Stored items:

****************

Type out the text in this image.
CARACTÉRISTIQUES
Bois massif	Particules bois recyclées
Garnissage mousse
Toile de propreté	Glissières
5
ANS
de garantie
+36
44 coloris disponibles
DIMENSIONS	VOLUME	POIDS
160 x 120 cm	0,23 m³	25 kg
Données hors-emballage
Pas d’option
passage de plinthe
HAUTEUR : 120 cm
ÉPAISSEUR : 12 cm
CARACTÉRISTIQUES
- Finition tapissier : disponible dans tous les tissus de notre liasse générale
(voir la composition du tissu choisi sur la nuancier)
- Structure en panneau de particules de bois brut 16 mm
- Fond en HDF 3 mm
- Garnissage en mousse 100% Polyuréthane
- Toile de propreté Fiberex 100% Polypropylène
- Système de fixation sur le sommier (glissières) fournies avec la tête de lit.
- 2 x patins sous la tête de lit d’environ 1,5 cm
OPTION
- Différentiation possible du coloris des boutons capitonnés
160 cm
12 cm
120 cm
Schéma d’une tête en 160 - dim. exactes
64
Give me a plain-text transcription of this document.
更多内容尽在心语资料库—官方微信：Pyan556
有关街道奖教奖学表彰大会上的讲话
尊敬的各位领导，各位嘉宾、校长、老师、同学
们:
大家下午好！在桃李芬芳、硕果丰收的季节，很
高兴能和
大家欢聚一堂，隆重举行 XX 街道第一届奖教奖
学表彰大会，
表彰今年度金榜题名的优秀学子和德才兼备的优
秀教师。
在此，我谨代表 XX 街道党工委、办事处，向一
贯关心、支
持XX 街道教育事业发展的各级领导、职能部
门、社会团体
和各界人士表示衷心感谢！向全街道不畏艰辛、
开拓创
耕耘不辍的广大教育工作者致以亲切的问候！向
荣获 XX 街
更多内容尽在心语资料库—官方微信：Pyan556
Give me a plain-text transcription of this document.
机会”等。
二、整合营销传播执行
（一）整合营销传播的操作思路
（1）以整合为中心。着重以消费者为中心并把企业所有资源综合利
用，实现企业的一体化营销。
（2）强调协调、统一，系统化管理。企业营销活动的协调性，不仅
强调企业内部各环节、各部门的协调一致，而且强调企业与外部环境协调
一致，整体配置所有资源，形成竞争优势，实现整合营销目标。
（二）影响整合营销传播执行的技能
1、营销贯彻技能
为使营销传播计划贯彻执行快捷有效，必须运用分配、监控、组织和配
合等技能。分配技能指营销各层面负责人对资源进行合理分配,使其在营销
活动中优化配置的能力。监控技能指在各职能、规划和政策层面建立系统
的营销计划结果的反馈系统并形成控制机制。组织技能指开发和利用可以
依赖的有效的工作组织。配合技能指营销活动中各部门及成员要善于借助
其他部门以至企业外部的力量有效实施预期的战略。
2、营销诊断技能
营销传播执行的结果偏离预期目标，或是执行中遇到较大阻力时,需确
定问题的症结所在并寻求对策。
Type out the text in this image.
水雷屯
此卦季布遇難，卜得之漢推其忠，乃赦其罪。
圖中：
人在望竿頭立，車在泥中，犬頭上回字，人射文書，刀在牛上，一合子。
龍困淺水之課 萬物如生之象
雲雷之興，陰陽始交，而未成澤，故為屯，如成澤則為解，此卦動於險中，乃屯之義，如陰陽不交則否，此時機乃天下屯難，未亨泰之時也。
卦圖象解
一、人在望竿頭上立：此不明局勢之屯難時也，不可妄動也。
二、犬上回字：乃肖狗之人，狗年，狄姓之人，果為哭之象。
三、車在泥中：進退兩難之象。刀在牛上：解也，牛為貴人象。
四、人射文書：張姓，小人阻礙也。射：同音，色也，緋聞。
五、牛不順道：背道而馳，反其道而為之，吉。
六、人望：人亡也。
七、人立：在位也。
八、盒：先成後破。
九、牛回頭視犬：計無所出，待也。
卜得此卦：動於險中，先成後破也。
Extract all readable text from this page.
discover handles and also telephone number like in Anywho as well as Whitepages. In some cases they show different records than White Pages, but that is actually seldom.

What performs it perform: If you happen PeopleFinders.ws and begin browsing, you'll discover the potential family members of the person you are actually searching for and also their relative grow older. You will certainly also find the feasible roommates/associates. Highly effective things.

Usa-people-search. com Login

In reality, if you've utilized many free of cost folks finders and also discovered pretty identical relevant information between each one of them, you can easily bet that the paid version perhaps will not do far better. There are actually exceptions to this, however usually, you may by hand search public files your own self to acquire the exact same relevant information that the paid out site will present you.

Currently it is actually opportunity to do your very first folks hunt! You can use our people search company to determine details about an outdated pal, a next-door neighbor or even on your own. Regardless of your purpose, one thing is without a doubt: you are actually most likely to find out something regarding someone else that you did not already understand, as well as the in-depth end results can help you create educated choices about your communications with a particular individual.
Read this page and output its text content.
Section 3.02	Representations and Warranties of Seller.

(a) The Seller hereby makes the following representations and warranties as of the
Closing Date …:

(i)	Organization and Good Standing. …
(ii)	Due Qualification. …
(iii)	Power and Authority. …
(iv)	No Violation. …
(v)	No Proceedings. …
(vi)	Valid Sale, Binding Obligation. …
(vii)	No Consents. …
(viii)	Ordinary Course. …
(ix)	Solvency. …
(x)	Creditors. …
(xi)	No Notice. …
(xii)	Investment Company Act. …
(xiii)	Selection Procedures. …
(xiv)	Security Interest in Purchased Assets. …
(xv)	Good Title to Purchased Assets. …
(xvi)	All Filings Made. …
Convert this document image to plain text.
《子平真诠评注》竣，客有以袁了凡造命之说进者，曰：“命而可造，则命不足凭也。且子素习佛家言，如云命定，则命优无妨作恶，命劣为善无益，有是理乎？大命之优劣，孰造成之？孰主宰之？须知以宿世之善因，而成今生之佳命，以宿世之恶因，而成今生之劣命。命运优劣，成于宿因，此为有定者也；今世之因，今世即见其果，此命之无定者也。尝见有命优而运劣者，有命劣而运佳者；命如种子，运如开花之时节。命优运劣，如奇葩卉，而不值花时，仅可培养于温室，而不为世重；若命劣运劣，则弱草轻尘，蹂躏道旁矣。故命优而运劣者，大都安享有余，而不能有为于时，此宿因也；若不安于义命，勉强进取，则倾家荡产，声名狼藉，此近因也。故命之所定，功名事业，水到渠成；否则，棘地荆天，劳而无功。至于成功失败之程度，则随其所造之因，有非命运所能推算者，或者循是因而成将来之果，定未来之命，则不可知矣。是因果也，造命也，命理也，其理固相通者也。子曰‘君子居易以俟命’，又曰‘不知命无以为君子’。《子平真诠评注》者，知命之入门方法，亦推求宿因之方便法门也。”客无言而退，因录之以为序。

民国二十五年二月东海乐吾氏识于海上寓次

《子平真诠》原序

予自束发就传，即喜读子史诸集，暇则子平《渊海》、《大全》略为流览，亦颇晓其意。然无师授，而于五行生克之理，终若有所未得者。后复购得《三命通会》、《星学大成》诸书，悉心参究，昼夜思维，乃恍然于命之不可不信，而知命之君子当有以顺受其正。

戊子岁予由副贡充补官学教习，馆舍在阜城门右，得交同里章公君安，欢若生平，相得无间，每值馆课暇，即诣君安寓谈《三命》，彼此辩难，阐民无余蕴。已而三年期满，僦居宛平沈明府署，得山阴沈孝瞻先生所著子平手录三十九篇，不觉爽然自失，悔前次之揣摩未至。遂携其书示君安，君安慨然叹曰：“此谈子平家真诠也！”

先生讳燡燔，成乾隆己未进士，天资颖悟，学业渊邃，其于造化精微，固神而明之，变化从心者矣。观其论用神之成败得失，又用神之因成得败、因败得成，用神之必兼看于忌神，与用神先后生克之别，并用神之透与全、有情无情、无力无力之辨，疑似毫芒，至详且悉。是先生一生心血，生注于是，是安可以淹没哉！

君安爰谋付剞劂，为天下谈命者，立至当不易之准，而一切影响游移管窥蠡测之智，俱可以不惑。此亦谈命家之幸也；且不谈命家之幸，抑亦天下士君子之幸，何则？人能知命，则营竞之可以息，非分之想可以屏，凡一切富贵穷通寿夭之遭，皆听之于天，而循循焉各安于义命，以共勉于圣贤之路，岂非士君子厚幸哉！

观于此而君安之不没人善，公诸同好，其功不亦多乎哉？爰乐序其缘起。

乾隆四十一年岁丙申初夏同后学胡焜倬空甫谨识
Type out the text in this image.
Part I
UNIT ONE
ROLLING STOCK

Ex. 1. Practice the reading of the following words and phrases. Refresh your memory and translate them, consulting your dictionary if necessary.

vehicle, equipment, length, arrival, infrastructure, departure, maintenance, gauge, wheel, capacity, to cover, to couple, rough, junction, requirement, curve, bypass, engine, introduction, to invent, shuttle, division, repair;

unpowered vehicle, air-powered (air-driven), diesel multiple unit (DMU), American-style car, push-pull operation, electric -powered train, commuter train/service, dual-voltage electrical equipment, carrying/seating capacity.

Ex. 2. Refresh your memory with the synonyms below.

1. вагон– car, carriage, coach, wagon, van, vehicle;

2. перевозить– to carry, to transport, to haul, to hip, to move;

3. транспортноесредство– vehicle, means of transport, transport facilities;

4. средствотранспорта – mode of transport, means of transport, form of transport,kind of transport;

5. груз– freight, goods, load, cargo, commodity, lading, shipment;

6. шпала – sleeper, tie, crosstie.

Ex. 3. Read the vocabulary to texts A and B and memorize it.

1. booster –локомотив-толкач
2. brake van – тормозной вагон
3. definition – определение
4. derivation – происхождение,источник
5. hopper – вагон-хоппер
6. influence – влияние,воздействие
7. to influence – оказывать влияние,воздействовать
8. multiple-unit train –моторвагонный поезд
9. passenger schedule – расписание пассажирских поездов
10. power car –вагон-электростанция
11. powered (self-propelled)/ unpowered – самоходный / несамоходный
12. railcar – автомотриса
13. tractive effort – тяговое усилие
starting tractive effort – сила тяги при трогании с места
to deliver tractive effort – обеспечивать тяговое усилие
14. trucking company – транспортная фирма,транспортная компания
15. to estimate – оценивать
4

****************

Exercise directions: Write down only how many lines in the listing contain the word "also".

The output: 3